**What is being asked:** Copy out all the lines in the records that include the word "opmærksom".

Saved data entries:
*-*-*

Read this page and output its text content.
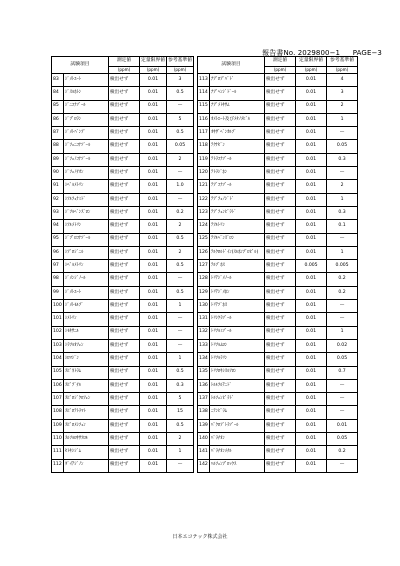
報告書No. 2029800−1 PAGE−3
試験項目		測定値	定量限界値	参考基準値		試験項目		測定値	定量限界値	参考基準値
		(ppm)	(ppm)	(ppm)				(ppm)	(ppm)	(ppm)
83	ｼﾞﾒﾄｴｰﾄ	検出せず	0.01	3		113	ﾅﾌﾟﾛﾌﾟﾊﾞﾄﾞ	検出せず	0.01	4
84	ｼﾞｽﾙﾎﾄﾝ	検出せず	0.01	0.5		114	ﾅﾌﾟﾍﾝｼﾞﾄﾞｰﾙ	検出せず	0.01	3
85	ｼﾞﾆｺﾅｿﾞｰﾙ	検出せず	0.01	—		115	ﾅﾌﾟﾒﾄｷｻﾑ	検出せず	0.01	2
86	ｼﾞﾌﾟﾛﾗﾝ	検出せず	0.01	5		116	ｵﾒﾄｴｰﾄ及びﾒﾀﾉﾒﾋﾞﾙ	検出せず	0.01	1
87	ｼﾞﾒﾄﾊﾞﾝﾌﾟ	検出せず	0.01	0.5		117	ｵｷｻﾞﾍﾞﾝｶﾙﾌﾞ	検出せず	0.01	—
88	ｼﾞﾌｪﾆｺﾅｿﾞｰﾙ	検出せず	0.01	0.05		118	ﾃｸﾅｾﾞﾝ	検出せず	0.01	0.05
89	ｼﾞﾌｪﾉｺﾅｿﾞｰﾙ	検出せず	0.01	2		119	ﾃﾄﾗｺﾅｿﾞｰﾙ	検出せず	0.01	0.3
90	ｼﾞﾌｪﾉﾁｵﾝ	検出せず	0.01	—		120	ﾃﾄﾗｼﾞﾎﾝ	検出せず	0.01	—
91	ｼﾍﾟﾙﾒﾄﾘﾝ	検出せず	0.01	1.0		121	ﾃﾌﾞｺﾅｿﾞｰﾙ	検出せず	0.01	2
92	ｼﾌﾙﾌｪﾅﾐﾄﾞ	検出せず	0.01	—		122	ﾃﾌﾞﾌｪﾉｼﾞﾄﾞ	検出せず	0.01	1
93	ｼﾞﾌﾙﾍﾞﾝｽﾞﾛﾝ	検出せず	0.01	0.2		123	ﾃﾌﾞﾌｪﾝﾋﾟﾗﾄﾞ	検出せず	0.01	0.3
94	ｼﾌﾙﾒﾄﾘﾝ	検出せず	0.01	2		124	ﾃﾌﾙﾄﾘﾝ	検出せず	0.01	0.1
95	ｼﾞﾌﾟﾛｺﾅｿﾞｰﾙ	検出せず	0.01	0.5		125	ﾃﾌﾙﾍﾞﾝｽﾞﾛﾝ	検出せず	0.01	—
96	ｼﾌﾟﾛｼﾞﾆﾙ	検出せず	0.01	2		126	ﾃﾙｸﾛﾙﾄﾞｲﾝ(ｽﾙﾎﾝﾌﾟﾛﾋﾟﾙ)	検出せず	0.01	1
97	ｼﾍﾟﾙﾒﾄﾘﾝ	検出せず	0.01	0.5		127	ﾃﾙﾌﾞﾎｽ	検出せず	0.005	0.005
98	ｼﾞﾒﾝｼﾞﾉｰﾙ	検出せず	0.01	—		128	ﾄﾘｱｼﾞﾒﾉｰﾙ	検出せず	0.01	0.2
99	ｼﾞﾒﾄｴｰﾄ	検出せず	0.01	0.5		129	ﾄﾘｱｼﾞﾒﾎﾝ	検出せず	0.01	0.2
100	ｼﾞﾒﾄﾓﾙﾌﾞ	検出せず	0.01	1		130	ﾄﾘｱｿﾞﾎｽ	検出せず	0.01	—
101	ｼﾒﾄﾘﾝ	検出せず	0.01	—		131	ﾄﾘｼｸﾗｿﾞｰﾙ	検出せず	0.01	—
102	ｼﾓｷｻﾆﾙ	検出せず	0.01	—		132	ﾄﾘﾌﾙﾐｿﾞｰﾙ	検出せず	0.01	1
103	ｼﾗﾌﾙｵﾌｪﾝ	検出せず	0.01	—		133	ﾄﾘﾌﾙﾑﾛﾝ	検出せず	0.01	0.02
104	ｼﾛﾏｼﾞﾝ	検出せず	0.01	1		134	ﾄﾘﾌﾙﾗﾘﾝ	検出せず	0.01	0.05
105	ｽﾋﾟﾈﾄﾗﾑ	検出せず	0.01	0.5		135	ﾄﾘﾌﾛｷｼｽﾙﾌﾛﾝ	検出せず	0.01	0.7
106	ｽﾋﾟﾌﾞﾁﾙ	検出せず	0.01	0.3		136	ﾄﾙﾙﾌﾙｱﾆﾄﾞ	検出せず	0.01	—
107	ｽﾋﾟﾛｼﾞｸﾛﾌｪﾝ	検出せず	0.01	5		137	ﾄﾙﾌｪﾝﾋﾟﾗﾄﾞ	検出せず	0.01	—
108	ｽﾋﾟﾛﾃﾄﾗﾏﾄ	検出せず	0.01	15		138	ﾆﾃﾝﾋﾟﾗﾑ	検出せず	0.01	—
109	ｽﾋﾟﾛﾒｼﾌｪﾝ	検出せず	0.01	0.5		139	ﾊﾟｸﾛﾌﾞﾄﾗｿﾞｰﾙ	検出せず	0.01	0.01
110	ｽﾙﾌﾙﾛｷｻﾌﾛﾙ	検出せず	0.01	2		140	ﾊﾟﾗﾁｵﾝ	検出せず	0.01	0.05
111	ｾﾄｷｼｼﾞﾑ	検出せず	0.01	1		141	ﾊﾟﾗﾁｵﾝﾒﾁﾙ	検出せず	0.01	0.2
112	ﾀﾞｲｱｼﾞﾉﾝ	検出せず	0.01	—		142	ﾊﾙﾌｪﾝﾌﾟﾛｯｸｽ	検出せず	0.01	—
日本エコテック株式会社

*-*-*

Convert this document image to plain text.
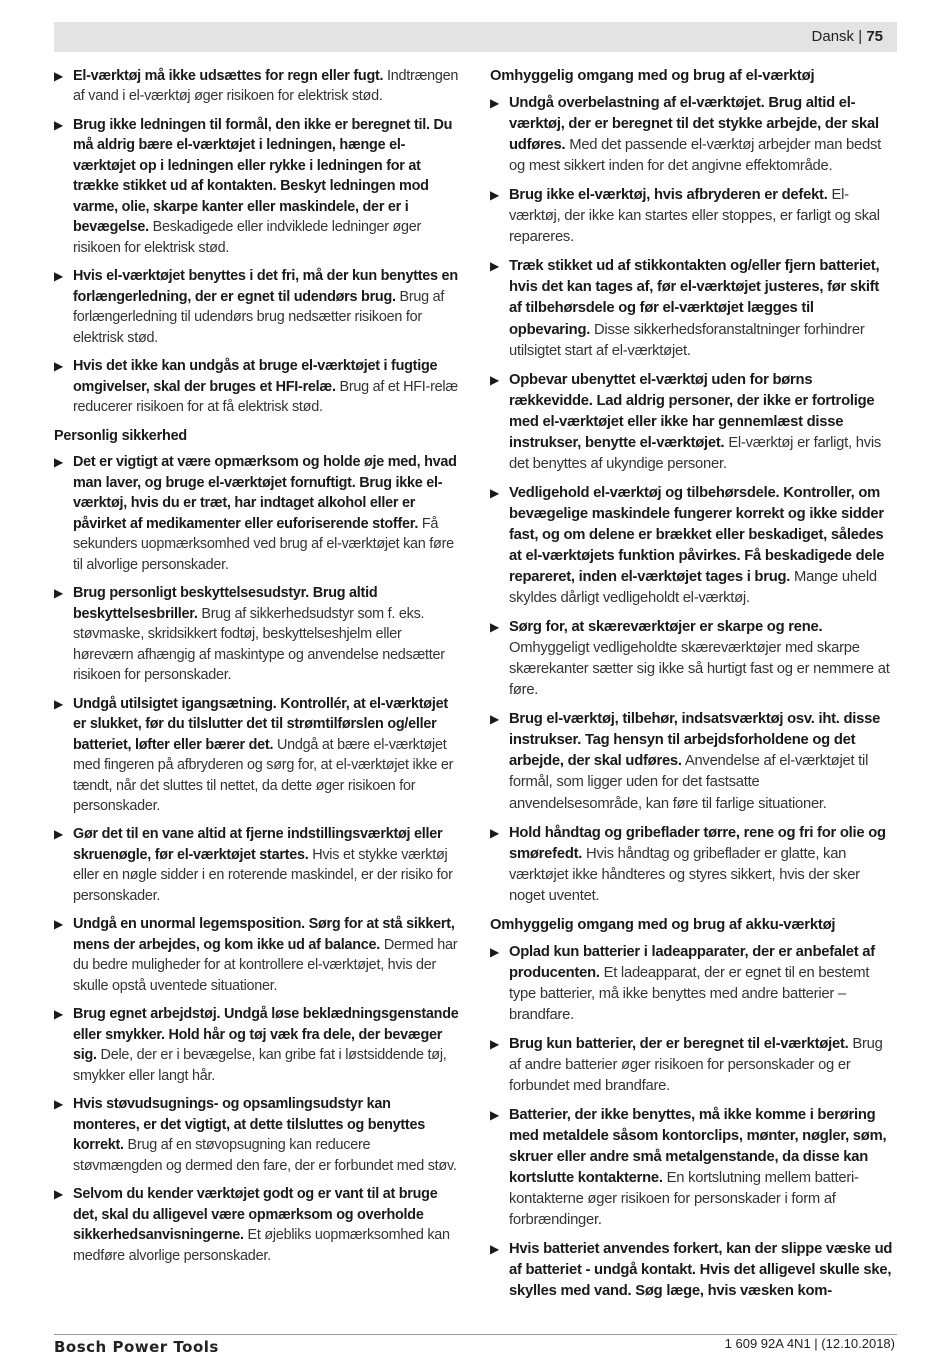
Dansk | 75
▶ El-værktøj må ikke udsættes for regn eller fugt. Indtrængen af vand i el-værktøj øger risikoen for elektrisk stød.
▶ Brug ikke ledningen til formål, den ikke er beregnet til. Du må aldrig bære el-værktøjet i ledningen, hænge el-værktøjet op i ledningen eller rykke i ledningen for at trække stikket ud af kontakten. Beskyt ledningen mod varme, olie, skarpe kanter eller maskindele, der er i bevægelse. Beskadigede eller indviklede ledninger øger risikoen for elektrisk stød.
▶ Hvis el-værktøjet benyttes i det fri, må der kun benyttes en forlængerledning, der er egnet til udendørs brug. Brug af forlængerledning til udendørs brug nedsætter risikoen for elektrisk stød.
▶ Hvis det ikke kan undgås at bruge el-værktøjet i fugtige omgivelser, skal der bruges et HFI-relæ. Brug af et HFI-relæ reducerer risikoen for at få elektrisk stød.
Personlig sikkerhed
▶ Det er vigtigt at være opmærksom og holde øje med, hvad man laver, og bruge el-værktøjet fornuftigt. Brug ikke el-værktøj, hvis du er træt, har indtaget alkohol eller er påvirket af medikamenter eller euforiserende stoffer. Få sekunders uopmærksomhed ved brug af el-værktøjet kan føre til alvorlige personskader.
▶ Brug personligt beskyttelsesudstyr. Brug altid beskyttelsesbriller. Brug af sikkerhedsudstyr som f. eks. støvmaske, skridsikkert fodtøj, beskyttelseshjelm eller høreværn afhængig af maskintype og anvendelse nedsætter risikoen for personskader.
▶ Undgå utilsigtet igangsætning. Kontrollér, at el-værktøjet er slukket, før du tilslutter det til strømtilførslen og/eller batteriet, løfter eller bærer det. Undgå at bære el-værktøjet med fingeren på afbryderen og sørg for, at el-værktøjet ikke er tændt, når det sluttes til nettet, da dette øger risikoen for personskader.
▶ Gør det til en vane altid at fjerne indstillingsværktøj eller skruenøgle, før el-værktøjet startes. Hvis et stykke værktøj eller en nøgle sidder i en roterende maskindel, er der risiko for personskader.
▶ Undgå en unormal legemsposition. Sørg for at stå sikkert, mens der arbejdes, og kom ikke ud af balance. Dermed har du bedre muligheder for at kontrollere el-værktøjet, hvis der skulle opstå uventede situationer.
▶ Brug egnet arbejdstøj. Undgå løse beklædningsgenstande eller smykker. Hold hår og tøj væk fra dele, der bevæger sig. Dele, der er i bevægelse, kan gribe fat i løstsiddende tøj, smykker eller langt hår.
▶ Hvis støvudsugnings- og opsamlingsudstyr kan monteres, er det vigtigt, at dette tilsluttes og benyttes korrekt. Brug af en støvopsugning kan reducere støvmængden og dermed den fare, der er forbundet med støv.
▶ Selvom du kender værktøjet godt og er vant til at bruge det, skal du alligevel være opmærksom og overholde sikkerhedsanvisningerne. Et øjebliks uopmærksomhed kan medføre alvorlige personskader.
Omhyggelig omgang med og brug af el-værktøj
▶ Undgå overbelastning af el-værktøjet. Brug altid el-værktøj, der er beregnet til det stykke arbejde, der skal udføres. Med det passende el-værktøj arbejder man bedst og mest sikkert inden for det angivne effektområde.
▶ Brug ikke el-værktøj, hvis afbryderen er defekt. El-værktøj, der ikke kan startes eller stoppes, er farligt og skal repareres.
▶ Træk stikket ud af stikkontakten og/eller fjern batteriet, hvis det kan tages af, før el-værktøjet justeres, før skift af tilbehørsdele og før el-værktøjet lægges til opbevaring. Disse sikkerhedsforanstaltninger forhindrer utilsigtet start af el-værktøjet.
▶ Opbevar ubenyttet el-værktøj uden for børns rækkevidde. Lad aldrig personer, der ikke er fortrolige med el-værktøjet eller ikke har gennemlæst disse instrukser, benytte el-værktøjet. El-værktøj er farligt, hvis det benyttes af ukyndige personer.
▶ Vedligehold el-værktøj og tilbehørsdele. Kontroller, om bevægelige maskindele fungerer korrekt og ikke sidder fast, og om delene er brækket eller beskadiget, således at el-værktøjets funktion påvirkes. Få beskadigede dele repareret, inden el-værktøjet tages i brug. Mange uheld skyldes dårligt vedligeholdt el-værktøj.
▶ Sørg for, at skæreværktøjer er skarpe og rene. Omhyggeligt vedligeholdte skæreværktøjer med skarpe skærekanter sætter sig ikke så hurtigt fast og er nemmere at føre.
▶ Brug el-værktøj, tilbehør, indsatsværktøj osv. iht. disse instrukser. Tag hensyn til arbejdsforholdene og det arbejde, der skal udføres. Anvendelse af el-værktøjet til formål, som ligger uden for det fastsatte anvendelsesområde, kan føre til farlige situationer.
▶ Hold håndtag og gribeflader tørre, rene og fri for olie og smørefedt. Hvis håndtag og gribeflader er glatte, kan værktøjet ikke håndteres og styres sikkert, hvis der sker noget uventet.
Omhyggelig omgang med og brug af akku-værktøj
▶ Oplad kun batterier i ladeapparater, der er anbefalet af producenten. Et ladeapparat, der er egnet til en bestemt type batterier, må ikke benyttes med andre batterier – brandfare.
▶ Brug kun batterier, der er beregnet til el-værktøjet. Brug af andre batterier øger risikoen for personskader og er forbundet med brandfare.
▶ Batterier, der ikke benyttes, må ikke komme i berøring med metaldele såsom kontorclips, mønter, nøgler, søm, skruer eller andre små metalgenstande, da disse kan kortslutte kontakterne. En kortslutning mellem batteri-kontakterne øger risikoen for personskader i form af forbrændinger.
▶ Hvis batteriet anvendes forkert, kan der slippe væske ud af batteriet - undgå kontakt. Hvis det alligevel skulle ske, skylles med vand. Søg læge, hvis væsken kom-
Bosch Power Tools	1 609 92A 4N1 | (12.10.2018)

*-*-*

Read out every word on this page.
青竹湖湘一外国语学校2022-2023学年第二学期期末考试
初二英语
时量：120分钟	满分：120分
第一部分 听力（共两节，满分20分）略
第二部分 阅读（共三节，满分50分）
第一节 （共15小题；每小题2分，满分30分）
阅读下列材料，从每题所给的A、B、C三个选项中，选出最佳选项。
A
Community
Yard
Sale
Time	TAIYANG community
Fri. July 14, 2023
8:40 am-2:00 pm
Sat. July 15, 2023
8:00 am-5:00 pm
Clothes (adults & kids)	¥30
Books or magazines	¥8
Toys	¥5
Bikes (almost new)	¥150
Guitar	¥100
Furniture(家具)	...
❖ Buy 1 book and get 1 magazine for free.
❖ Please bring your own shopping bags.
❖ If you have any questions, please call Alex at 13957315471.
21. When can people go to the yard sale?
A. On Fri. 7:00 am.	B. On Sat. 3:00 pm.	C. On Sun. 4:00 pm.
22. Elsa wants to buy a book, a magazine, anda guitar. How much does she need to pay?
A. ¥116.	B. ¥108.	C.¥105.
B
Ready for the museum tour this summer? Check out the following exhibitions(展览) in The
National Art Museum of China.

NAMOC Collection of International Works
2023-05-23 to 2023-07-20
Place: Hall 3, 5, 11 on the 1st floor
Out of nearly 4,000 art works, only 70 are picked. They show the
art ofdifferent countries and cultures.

*-*-*

**Final result:**
▶ Det er vigtigt at være opmærksom og holde øje med, hvad man laver, og bruge el-værktøjet fornuftigt. Brug ikke el-værktøj, hvis du er træt, har indtaget alkohol eller er påvirket af medikamenter eller euforiserende stoffer. Få sekunders uopmærksomhed ved brug af el-værktøjet kan føre til alvorlige personskader.
▶ Selvom du kender værktøjet godt og er vant til at bruge det, skal du alligevel være opmærksom og overholde sikkerhedsanvisningerne. Et øjebliks uopmærksomhed kan medføre alvorlige personskader.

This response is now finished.